[Set task]
Pick out and copy every line of the records below that contains the string "Commissioners". The match is case-sensitive.
-- Begin --
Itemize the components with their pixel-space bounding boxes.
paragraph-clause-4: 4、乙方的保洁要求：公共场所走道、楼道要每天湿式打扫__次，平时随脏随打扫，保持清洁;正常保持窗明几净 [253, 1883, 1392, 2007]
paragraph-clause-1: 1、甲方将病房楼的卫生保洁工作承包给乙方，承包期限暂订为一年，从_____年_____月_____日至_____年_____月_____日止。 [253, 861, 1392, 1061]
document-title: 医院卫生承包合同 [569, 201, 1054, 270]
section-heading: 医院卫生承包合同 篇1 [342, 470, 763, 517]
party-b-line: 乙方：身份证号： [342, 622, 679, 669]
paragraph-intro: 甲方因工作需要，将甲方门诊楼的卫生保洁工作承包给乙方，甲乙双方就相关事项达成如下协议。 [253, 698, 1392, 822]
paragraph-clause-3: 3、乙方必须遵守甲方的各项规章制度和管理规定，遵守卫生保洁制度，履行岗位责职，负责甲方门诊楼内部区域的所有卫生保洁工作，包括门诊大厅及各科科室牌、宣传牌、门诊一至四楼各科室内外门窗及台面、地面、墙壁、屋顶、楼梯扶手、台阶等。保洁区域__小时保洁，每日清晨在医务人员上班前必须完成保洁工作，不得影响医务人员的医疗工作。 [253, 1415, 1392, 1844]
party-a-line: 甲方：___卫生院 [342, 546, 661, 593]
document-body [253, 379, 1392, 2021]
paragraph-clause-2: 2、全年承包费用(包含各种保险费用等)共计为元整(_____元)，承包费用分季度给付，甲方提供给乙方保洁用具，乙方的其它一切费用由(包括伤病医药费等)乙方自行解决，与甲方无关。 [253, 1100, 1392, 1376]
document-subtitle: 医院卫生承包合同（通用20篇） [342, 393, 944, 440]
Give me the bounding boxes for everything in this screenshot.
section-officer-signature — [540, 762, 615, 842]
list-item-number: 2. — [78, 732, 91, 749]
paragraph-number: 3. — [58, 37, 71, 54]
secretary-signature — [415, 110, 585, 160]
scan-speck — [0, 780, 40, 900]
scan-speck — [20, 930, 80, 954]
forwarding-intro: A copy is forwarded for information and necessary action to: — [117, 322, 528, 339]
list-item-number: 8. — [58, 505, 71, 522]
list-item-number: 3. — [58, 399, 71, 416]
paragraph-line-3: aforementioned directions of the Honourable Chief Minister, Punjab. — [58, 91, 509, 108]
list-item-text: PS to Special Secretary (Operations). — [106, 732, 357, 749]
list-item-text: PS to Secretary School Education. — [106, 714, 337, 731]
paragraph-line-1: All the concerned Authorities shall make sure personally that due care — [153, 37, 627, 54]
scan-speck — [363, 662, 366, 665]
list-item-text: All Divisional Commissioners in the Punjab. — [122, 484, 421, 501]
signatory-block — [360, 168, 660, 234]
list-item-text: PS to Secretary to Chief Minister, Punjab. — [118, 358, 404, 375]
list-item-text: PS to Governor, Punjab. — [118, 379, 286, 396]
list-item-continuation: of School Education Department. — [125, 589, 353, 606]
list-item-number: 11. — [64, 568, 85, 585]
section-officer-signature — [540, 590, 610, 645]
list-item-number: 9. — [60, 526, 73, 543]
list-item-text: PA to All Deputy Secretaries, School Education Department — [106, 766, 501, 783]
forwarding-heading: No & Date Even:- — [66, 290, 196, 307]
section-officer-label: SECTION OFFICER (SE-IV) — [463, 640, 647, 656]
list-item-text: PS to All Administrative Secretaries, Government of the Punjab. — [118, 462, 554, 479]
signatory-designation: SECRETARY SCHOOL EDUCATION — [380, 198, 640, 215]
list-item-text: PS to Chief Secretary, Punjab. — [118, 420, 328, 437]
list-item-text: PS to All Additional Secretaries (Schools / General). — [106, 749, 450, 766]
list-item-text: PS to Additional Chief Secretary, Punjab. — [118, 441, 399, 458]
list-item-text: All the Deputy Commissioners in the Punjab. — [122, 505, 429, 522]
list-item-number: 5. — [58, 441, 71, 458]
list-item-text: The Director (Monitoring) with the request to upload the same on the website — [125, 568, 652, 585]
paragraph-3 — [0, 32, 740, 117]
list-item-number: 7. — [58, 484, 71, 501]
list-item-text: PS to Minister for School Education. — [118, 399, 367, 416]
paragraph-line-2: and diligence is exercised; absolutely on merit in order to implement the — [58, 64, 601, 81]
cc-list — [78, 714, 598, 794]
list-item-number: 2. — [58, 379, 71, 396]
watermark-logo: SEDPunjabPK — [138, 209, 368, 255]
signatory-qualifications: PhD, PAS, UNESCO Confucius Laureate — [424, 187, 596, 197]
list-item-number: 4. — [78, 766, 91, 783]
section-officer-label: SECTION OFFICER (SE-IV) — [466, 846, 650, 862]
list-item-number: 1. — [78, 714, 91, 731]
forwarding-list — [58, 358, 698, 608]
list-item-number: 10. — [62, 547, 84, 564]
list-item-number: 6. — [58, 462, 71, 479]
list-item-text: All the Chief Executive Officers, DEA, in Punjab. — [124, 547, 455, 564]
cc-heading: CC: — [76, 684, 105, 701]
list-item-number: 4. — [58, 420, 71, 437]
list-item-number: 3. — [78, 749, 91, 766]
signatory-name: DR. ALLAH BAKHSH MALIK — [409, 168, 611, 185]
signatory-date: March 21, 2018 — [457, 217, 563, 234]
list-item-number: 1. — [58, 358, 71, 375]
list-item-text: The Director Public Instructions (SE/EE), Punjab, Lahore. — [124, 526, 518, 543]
-- End --
[Result of this exercise]
list-item-text: All Divisional Commissioners in the Punjab. — [122, 484, 421, 501]
list-item-text: All the Deputy Commissioners in the Punjab. — [122, 505, 429, 522]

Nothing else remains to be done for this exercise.